__TASK TO CARRY OUT__
Select the lines that hold the word "label" and copy each one.

__Dataset items__
════

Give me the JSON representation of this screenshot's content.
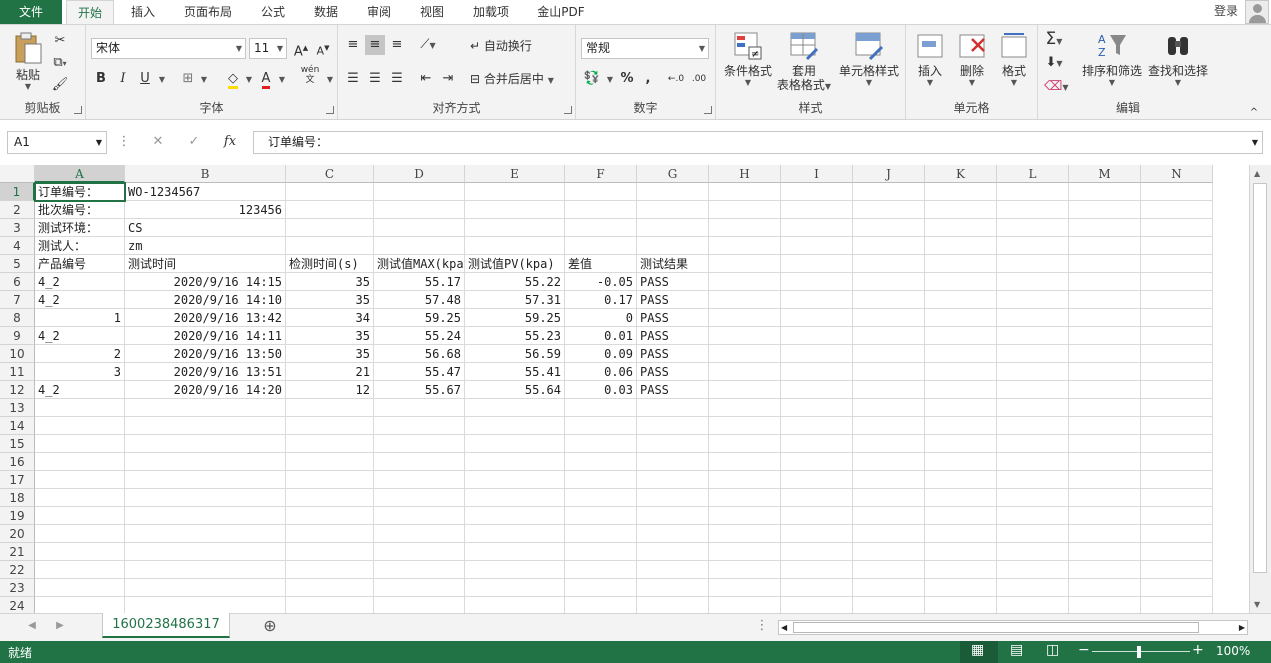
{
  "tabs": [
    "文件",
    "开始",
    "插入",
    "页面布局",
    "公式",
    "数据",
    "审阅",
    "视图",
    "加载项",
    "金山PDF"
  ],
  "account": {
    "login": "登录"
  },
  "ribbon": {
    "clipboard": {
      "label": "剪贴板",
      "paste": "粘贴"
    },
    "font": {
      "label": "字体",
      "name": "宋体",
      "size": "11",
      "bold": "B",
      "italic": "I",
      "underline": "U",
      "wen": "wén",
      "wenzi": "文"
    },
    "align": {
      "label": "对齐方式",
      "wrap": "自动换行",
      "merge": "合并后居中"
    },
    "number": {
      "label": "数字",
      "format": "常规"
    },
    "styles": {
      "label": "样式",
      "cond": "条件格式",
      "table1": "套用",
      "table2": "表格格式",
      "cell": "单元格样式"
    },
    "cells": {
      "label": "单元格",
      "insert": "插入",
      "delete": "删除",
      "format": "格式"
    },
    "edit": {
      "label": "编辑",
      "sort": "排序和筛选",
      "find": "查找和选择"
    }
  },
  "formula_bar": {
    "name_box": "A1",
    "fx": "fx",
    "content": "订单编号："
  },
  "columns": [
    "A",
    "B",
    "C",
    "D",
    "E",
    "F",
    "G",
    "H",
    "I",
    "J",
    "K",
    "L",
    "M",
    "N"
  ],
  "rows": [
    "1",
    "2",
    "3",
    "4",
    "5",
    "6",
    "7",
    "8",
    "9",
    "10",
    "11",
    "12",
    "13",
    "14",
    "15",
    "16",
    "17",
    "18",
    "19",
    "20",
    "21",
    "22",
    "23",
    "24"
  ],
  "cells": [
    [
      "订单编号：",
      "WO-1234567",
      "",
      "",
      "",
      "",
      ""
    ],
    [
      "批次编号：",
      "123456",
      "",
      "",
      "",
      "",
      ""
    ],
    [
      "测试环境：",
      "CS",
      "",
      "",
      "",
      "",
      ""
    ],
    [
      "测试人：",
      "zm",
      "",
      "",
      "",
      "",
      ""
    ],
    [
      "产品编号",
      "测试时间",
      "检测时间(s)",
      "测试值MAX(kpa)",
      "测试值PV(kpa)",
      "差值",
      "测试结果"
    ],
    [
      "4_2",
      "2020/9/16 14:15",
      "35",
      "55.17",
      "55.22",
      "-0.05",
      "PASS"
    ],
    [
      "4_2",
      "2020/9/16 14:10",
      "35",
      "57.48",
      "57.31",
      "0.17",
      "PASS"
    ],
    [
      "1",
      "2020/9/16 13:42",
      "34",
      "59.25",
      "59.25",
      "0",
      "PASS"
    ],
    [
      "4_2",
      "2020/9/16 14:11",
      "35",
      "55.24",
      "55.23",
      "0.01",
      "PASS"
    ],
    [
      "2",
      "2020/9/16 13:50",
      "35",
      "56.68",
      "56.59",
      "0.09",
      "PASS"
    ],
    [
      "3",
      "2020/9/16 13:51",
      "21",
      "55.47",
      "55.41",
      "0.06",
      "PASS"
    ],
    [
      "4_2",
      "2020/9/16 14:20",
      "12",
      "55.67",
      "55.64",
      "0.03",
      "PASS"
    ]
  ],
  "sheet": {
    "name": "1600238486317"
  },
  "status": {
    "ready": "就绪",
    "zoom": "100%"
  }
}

════

__PROBLEM SOLUTION__
      "label": "剪贴板",
      "label": "字体",
      "label": "对齐方式",
      "label": "数字",
      "label": "样式",
      "label": "单元格",
      "label": "编辑",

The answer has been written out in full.